> **Written problem**: Write out every entry word for word.
— start Material —
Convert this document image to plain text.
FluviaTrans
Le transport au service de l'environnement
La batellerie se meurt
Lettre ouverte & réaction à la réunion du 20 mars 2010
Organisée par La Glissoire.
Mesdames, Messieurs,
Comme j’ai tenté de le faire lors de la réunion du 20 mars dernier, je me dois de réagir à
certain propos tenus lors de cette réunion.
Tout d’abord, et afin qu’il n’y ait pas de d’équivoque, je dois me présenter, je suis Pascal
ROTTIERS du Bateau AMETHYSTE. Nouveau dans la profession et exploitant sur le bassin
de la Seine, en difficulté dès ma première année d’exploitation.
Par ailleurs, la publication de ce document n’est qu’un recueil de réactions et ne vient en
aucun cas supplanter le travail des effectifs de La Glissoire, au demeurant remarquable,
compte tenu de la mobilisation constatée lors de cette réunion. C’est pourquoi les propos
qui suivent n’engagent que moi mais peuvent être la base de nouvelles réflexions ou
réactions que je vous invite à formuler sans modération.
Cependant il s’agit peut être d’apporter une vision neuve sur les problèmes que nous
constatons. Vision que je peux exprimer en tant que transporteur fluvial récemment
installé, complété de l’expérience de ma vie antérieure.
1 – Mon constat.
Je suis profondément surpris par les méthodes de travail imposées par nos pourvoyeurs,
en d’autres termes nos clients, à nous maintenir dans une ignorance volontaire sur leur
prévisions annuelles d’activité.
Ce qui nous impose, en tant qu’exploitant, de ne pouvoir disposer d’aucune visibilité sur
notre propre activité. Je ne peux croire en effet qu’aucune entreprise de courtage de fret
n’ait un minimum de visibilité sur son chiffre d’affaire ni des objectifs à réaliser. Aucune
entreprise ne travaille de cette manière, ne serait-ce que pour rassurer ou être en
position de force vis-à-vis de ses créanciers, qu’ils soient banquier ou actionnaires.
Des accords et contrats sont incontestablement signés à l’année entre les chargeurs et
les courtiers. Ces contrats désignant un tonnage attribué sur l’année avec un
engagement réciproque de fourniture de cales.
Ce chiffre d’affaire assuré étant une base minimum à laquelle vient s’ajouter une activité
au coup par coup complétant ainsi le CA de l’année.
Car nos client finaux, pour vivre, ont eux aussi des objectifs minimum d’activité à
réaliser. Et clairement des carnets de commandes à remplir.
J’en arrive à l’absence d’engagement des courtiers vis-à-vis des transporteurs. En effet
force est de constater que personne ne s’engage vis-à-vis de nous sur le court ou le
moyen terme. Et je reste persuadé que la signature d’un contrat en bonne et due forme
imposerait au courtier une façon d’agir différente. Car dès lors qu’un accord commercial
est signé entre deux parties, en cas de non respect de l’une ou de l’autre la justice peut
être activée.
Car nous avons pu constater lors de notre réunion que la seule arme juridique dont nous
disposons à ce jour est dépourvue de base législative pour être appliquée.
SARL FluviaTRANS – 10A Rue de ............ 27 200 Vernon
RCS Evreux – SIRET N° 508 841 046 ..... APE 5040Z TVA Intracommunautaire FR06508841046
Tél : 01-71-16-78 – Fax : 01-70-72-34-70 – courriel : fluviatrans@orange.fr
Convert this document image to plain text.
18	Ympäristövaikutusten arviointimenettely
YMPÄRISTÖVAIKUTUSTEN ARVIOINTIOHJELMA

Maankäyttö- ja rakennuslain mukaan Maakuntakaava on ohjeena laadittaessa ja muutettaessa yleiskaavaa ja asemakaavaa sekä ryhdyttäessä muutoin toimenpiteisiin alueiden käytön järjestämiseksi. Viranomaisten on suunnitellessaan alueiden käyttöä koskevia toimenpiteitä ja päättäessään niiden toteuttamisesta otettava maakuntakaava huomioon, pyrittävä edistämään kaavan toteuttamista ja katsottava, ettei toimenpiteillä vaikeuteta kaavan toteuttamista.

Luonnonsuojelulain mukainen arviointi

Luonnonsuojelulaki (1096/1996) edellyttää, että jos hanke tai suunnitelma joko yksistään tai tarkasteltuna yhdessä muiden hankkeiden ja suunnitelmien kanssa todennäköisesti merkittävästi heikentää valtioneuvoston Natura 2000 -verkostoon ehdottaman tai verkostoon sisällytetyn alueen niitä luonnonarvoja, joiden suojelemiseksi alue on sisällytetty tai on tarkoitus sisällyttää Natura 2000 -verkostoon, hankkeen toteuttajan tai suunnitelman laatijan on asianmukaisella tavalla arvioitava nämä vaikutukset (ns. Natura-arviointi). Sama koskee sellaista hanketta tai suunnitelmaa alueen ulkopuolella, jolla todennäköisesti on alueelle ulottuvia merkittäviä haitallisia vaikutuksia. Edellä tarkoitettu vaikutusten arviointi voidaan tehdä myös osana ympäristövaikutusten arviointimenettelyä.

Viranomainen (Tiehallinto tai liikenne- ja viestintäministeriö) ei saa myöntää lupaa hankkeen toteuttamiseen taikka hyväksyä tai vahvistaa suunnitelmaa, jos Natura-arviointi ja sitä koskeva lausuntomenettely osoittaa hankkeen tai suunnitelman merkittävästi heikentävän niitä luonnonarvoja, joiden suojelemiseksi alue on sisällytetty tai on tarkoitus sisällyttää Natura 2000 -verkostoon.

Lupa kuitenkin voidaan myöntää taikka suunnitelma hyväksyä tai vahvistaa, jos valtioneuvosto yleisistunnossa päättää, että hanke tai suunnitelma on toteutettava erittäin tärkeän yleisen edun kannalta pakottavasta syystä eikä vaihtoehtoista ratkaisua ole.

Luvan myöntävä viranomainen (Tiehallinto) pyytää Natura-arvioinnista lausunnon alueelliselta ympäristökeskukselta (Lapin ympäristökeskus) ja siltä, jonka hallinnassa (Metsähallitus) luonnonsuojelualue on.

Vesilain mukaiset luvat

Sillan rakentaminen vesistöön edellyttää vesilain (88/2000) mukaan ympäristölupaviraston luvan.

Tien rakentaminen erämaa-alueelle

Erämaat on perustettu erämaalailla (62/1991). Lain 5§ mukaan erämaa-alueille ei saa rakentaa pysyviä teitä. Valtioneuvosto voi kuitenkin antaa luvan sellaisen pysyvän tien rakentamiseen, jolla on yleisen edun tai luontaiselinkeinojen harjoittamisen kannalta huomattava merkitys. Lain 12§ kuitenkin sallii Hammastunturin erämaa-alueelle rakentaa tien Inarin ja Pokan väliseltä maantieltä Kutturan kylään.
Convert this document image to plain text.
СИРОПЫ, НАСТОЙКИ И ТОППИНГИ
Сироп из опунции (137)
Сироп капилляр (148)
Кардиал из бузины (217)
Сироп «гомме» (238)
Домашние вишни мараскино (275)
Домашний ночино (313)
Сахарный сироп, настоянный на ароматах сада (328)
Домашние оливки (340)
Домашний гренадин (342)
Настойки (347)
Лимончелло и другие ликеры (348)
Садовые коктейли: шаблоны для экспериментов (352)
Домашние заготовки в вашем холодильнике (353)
— end Material —
> **Written reply**:
Convert this document image to plain text.
FluviaTrans
Le transport au service de l'environnement
La batellerie se meurt
Lettre ouverte & réaction à la réunion du 20 mars 2010
Organisée par La Glissoire.
Mesdames, Messieurs,
Comme j’ai tenté de le faire lors de la réunion du 20 mars dernier, je me dois de réagir à
certain propos tenus lors de cette réunion.
Tout d’abord, et afin qu’il n’y ait pas de d’équivoque, je dois me présenter, je suis Pascal
ROTTIERS du Bateau AMETHYSTE. Nouveau dans la profession et exploitant sur le bassin
de la Seine, en difficulté dès ma première année d’exploitation.
Par ailleurs, la publication de ce document n’est qu’un recueil de réactions et ne vient en
aucun cas supplanter le travail des effectifs de La Glissoire, au demeurant remarquable,
compte tenu de la mobilisation constatée lors de cette réunion. C’est pourquoi les propos
qui suivent n’engagent que moi mais peuvent être la base de nouvelles réflexions ou
réactions que je vous invite à formuler sans modération.
Cependant il s’agit peut être d’apporter une vision neuve sur les problèmes que nous
constatons. Vision que je peux exprimer en tant que transporteur fluvial récemment
installé, complété de l’expérience de ma vie antérieure.
1 – Mon constat.
Je suis profondément surpris par les méthodes de travail imposées par nos pourvoyeurs,
en d’autres termes nos clients, à nous maintenir dans une ignorance volontaire sur leur
prévisions annuelles d’activité.
Ce qui nous impose, en tant qu’exploitant, de ne pouvoir disposer d’aucune visibilité sur
notre propre activité. Je ne peux croire en effet qu’aucune entreprise de courtage de fret
n’ait un minimum de visibilité sur son chiffre d’affaire ni des objectifs à réaliser. Aucune
entreprise ne travaille de cette manière, ne serait-ce que pour rassurer ou être en
position de force vis-à-vis de ses créanciers, qu’ils soient banquier ou actionnaires.
Des accords et contrats sont incontestablement signés à l’année entre les chargeurs et
les courtiers. Ces contrats désignant un tonnage attribué sur l’année avec un
engagement réciproque de fourniture de cales.
Ce chiffre d’affaire assuré étant une base minimum à laquelle vient s’ajouter une activité
au coup par coup complétant ainsi le CA de l’année.
Car nos client finaux, pour vivre, ont eux aussi des objectifs minimum d’activité à
réaliser. Et clairement des carnets de commandes à remplir.
J’en arrive à l’absence d’engagement des courtiers vis-à-vis des transporteurs. En effet
force est de constater que personne ne s’engage vis-à-vis de nous sur le court ou le
moyen terme. Et je reste persuadé que la signature d’un contrat en bonne et due forme
imposerait au courtier une façon d’agir différente. Car dès lors qu’un accord commercial
est signé entre deux parties, en cas de non respect de l’une ou de l’autre la justice peut
être activée.
Car nous avons pu constater lors de notre réunion que la seule arme juridique dont nous
disposons à ce jour est dépourvue de base législative pour être appliquée.
SARL FluviaTRANS – 10A Rue de ............ 27 200 Vernon
RCS Evreux – SIRET N° 508 841 046 ..... APE 5040Z TVA Intracommunautaire FR06508841046
Tél : 01-71-16-78 – Fax : 01-70-72-34-70 – courriel : fluviatrans@orange.fr
Convert this document image to plain text.
18	Ympäristövaikutusten arviointimenettely
YMPÄRISTÖVAIKUTUSTEN ARVIOINTIOHJELMA

Maankäyttö- ja rakennuslain mukaan Maakuntakaava on ohjeena laadittaessa ja muutettaessa yleiskaavaa ja asemakaavaa sekä ryhdyttäessä muutoin toimenpiteisiin alueiden käytön järjestämiseksi. Viranomaisten on suunnitellessaan alueiden käyttöä koskevia toimenpiteitä ja päättäessään niiden toteuttamisesta otettava maakuntakaava huomioon, pyrittävä edistämään kaavan toteuttamista ja katsottava, ettei toimenpiteillä vaikeuteta kaavan toteuttamista.

Luonnonsuojelulain mukainen arviointi

Luonnonsuojelulaki (1096/1996) edellyttää, että jos hanke tai suunnitelma joko yksistään tai tarkasteltuna yhdessä muiden hankkeiden ja suunnitelmien kanssa todennäköisesti merkittävästi heikentää valtioneuvoston Natura 2000 -verkostoon ehdottaman tai verkostoon sisällytetyn alueen niitä luonnonarvoja, joiden suojelemiseksi alue on sisällytetty tai on tarkoitus sisällyttää Natura 2000 -verkostoon, hankkeen toteuttajan tai suunnitelman laatijan on asianmukaisella tavalla arvioitava nämä vaikutukset (ns. Natura-arviointi). Sama koskee sellaista hanketta tai suunnitelmaa alueen ulkopuolella, jolla todennäköisesti on alueelle ulottuvia merkittäviä haitallisia vaikutuksia. Edellä tarkoitettu vaikutusten arviointi voidaan tehdä myös osana ympäristövaikutusten arviointimenettelyä.

Viranomainen (Tiehallinto tai liikenne- ja viestintäministeriö) ei saa myöntää lupaa hankkeen toteuttamiseen taikka hyväksyä tai vahvistaa suunnitelmaa, jos Natura-arviointi ja sitä koskeva lausuntomenettely osoittaa hankkeen tai suunnitelman merkittävästi heikentävän niitä luonnonarvoja, joiden suojelemiseksi alue on sisällytetty tai on tarkoitus sisällyttää Natura 2000 -verkostoon.

Lupa kuitenkin voidaan myöntää taikka suunnitelma hyväksyä tai vahvistaa, jos valtioneuvosto yleisistunnossa päättää, että hanke tai suunnitelma on toteutettava erittäin tärkeän yleisen edun kannalta pakottavasta syystä eikä vaihtoehtoista ratkaisua ole.

Luvan myöntävä viranomainen (Tiehallinto) pyytää Natura-arvioinnista lausunnon alueelliselta ympäristökeskukselta (Lapin ympäristökeskus) ja siltä, jonka hallinnassa (Metsähallitus) luonnonsuojelualue on.

Vesilain mukaiset luvat

Sillan rakentaminen vesistöön edellyttää vesilain (88/2000) mukaan ympäristölupaviraston luvan.

Tien rakentaminen erämaa-alueelle

Erämaat on perustettu erämaalailla (62/1991). Lain 5§ mukaan erämaa-alueille ei saa rakentaa pysyviä teitä. Valtioneuvosto voi kuitenkin antaa luvan sellaisen pysyvän tien rakentamiseen, jolla on yleisen edun tai luontaiselinkeinojen harjoittamisen kannalta huomattava merkitys. Lain 12§ kuitenkin sallii Hammastunturin erämaa-alueelle rakentaa tien Inarin ja Pokan väliseltä maantieltä Kutturan kylään.
Convert this document image to plain text.
СИРОПЫ, НАСТОЙКИ И ТОППИНГИ
Сироп из опунции (137)
Сироп капилляр (148)
Кардиал из бузины (217)
Сироп «гомме» (238)
Домашние вишни мараскино (275)
Домашний ночино (313)
Сахарный сироп, настоянный на ароматах сада (328)
Домашние оливки (340)
Домашний гренадин (342)
Настойки (347)
Лимончелло и другие ликеры (348)
Садовые коктейли: шаблоны для экспериментов (352)
Домашние заготовки в вашем холодильнике (353)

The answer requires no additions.